Please print the full listing exactly.

-- begin DATASET EXCERPTS --

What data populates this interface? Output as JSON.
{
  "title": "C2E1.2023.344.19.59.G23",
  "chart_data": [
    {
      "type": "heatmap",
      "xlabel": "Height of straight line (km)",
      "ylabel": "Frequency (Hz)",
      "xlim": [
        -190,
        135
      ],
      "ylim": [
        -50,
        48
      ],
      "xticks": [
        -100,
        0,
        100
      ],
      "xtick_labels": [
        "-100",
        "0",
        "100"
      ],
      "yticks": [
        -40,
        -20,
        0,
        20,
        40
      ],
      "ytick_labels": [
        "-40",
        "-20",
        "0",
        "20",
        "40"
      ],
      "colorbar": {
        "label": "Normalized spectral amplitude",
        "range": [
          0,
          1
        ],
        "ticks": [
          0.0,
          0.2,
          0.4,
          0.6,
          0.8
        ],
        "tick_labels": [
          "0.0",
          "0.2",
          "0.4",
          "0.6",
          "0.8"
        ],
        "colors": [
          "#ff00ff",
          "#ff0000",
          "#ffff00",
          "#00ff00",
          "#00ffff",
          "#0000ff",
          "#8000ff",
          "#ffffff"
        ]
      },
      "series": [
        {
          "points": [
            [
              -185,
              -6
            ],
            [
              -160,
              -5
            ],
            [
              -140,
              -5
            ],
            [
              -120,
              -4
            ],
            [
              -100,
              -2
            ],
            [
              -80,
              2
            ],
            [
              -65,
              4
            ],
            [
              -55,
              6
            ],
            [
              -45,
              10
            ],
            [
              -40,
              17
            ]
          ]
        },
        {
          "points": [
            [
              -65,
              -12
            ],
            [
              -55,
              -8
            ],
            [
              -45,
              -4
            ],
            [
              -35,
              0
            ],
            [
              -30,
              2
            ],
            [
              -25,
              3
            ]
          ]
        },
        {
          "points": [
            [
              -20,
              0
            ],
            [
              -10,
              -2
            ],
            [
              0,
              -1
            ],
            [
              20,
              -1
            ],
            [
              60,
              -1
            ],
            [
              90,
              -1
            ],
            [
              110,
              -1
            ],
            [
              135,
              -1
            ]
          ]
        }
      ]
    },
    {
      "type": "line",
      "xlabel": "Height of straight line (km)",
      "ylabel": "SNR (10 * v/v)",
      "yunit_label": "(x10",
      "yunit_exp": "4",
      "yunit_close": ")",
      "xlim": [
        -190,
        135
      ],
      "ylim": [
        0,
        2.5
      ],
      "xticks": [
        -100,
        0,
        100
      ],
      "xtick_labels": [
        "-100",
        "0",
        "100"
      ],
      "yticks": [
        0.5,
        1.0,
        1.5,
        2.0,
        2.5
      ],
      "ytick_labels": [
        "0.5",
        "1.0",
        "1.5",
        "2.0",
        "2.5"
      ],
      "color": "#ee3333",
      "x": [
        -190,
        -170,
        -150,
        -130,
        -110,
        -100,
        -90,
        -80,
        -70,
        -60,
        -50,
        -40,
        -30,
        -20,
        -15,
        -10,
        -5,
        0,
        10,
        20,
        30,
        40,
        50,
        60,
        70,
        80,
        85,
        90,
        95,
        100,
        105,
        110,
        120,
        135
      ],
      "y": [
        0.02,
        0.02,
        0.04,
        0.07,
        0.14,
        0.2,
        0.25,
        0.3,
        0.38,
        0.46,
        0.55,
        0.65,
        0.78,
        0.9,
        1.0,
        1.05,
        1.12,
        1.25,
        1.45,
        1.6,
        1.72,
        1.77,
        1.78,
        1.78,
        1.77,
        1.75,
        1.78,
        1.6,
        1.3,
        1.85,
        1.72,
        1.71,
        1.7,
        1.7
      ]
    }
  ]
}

-- end DATASET EXCERPTS --

> _SOLVED PROBLEM_:
What data populates this interface? Output as JSON.
{
  "title": "C2E1.2023.344.19.59.G23",
  "chart_data": [
    {
      "type": "heatmap",
      "xlabel": "Height of straight line (km)",
      "ylabel": "Frequency (Hz)",
      "xlim": [
        -190,
        135
      ],
      "ylim": [
        -50,
        48
      ],
      "xticks": [
        -100,
        0,
        100
      ],
      "xtick_labels": [
        "-100",
        "0",
        "100"
      ],
      "yticks": [
        -40,
        -20,
        0,
        20,
        40
      ],
      "ytick_labels": [
        "-40",
        "-20",
        "0",
        "20",
        "40"
      ],
      "colorbar": {
        "label": "Normalized spectral amplitude",
        "range": [
          0,
          1
        ],
        "ticks": [
          0.0,
          0.2,
          0.4,
          0.6,
          0.8
        ],
        "tick_labels": [
          "0.0",
          "0.2",
          "0.4",
          "0.6",
          "0.8"
        ],
        "colors": [
          "#ff00ff",
          "#ff0000",
          "#ffff00",
          "#00ff00",
          "#00ffff",
          "#0000ff",
          "#8000ff",
          "#ffffff"
        ]
      },
      "series": [
        {
          "points": [
            [
              -185,
              -6
            ],
            [
              -160,
              -5
            ],
            [
              -140,
              -5
            ],
            [
              -120,
              -4
            ],
            [
              -100,
              -2
            ],
            [
              -80,
              2
            ],
            [
              -65,
              4
            ],
            [
              -55,
              6
            ],
            [
              -45,
              10
            ],
            [
              -40,
              17
            ]
          ]
        },
        {
          "points": [
            [
              -65,
              -12
            ],
            [
              -55,
              -8
            ],
            [
              -45,
              -4
            ],
            [
              -35,
              0
            ],
            [
              -30,
              2
            ],
            [
              -25,
              3
            ]
          ]
        },
        {
          "points": [
            [
              -20,
              0
            ],
            [
              -10,
              -2
            ],
            [
              0,
              -1
            ],
            [
              20,
              -1
            ],
            [
              60,
              -1
            ],
            [
              90,
              -1
            ],
            [
              110,
              -1
            ],
            [
              135,
              -1
            ]
          ]
        }
      ]
    },
    {
      "type": "line",
      "xlabel": "Height of straight line (km)",
      "ylabel": "SNR (10 * v/v)",
      "yunit_label": "(x10",
      "yunit_exp": "4",
      "yunit_close": ")",
      "xlim": [
        -190,
        135
      ],
      "ylim": [
        0,
        2.5
      ],
      "xticks": [
        -100,
        0,
        100
      ],
      "xtick_labels": [
        "-100",
        "0",
        "100"
      ],
      "yticks": [
        0.5,
        1.0,
        1.5,
        2.0,
        2.5
      ],
      "ytick_labels": [
        "0.5",
        "1.0",
        "1.5",
        "2.0",
        "2.5"
      ],
      "color": "#ee3333",
      "x": [
        -190,
        -170,
        -150,
        -130,
        -110,
        -100,
        -90,
        -80,
        -70,
        -60,
        -50,
        -40,
        -30,
        -20,
        -15,
        -10,
        -5,
        0,
        10,
        20,
        30,
        40,
        50,
        60,
        70,
        80,
        85,
        90,
        95,
        100,
        105,
        110,
        120,
        135
      ],
      "y": [
        0.02,
        0.02,
        0.04,
        0.07,
        0.14,
        0.2,
        0.25,
        0.3,
        0.38,
        0.46,
        0.55,
        0.65,
        0.78,
        0.9,
        1.0,
        1.05,
        1.12,
        1.25,
        1.45,
        1.6,
        1.72,
        1.77,
        1.78,
        1.78,
        1.77,
        1.75,
        1.78,
        1.6,
        1.3,
        1.85,
        1.72,
        1.71,
        1.7,
        1.7
      ]
    }
  ]
}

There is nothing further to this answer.